» **Written problem**
Copy the lines below word for word, but leave out the picture.

» **Records provided**
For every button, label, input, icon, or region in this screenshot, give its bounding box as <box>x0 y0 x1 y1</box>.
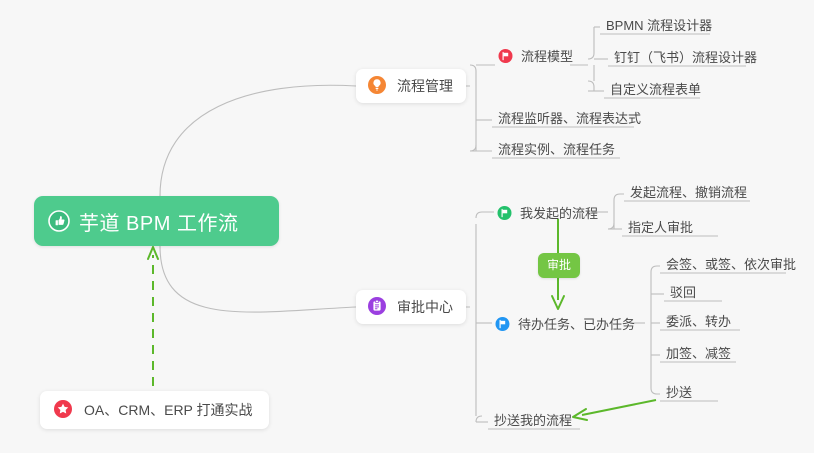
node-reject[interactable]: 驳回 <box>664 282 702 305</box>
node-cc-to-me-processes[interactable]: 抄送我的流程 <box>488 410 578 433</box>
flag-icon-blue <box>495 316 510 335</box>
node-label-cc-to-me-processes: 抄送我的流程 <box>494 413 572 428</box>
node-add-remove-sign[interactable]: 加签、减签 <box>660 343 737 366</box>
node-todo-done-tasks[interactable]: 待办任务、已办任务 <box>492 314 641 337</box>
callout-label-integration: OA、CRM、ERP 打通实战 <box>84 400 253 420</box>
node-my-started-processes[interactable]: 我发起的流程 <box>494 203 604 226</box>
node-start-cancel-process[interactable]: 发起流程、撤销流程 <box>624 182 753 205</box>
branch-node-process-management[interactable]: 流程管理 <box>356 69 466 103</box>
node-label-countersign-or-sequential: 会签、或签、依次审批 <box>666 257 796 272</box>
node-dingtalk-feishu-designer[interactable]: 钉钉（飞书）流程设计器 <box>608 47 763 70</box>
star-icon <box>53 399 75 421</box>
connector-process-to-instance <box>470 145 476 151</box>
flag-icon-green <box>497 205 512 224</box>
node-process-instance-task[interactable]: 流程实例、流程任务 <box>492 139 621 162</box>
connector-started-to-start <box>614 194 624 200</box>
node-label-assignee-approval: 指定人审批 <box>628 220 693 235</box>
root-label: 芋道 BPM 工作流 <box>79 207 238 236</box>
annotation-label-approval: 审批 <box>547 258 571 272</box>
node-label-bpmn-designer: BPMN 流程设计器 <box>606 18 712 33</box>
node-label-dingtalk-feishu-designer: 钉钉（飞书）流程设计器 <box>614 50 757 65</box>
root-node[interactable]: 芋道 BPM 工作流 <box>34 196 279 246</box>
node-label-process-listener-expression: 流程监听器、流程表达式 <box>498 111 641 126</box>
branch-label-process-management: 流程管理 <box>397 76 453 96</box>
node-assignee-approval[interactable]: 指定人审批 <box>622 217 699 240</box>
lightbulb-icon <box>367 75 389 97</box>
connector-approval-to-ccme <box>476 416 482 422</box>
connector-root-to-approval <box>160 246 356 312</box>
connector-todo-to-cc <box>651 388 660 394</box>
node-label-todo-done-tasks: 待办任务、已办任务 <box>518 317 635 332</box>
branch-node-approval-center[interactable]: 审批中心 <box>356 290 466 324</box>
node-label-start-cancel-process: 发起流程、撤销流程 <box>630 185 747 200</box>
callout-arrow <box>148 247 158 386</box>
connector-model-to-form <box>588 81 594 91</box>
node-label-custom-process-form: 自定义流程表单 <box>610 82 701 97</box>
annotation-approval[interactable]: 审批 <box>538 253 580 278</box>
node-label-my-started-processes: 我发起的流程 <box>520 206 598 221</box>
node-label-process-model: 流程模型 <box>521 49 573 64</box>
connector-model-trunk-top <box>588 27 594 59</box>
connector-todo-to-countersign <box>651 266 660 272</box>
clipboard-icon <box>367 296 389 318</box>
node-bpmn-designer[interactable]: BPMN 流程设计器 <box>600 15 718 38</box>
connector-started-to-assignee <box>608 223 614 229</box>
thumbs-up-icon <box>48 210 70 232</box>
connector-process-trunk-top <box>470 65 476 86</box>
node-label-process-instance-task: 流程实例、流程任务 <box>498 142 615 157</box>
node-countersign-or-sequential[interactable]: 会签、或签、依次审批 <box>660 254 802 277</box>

» **Response**
For every button, label, input, icon, or region in this screenshot, give its bounding box as <box>x0 y0 x1 y1</box>.
node-reject[interactable]: 驳回 <box>664 282 702 305</box>
node-cc-to-me-processes[interactable]: 抄送我的流程 <box>488 410 578 433</box>
flag-icon-blue <box>495 316 510 335</box>
node-label-cc-to-me-processes: 抄送我的流程 <box>494 413 572 428</box>
node-add-remove-sign[interactable]: 加签、减签 <box>660 343 737 366</box>
node-todo-done-tasks[interactable]: 待办任务、已办任务 <box>492 314 641 337</box>
callout-label-integration: OA、CRM、ERP 打通实战 <box>84 400 253 420</box>
node-my-started-processes[interactable]: 我发起的流程 <box>494 203 604 226</box>
node-start-cancel-process[interactable]: 发起流程、撤销流程 <box>624 182 753 205</box>
branch-node-process-management[interactable]: 流程管理 <box>356 69 466 103</box>
node-label-countersign-or-sequential: 会签、或签、依次审批 <box>666 257 796 272</box>
node-dingtalk-feishu-designer[interactable]: 钉钉（飞书）流程设计器 <box>608 47 763 70</box>
star-icon <box>53 399 75 421</box>
connector-process-to-instance <box>470 145 476 151</box>
flag-icon-green <box>497 205 512 224</box>
node-process-instance-task[interactable]: 流程实例、流程任务 <box>492 139 621 162</box>
connector-started-to-start <box>614 194 624 200</box>
node-label-assignee-approval: 指定人审批 <box>628 220 693 235</box>
root-label: 芋道 BPM 工作流 <box>79 207 238 236</box>
annotation-label-approval: 审批 <box>547 258 571 272</box>
node-label-bpmn-designer: BPMN 流程设计器 <box>606 18 712 33</box>
node-label-dingtalk-feishu-designer: 钉钉（飞书）流程设计器 <box>614 50 757 65</box>
root-node[interactable]: 芋道 BPM 工作流 <box>34 196 279 246</box>
node-label-process-listener-expression: 流程监听器、流程表达式 <box>498 111 641 126</box>
branch-label-process-management: 流程管理 <box>397 76 453 96</box>
node-assignee-approval[interactable]: 指定人审批 <box>622 217 699 240</box>
lightbulb-icon <box>367 75 389 97</box>
connector-approval-to-ccme <box>476 416 482 422</box>
connector-root-to-approval <box>160 246 356 312</box>
connector-todo-to-cc <box>651 388 660 394</box>
node-label-todo-done-tasks: 待办任务、已办任务 <box>518 317 635 332</box>
branch-node-approval-center[interactable]: 审批中心 <box>356 290 466 324</box>
node-label-start-cancel-process: 发起流程、撤销流程 <box>630 185 747 200</box>
callout-arrow <box>148 247 158 386</box>
connector-model-to-form <box>588 81 594 91</box>
node-label-custom-process-form: 自定义流程表单 <box>610 82 701 97</box>
annotation-approval[interactable]: 审批 <box>538 253 580 278</box>
node-label-my-started-processes: 我发起的流程 <box>520 206 598 221</box>
node-label-process-model: 流程模型 <box>521 49 573 64</box>
connector-model-trunk-top <box>588 27 594 59</box>
connector-todo-to-countersign <box>651 266 660 272</box>
clipboard-icon <box>367 296 389 318</box>
node-bpmn-designer[interactable]: BPMN 流程设计器 <box>600 15 718 38</box>
connector-started-to-assignee <box>608 223 614 229</box>
thumbs-up-icon <box>48 210 70 232</box>
connector-process-trunk-top <box>470 65 476 86</box>
node-label-process-instance-task: 流程实例、流程任务 <box>498 142 615 157</box>
node-countersign-or-sequential[interactable]: 会签、或签、依次审批 <box>660 254 802 277</box>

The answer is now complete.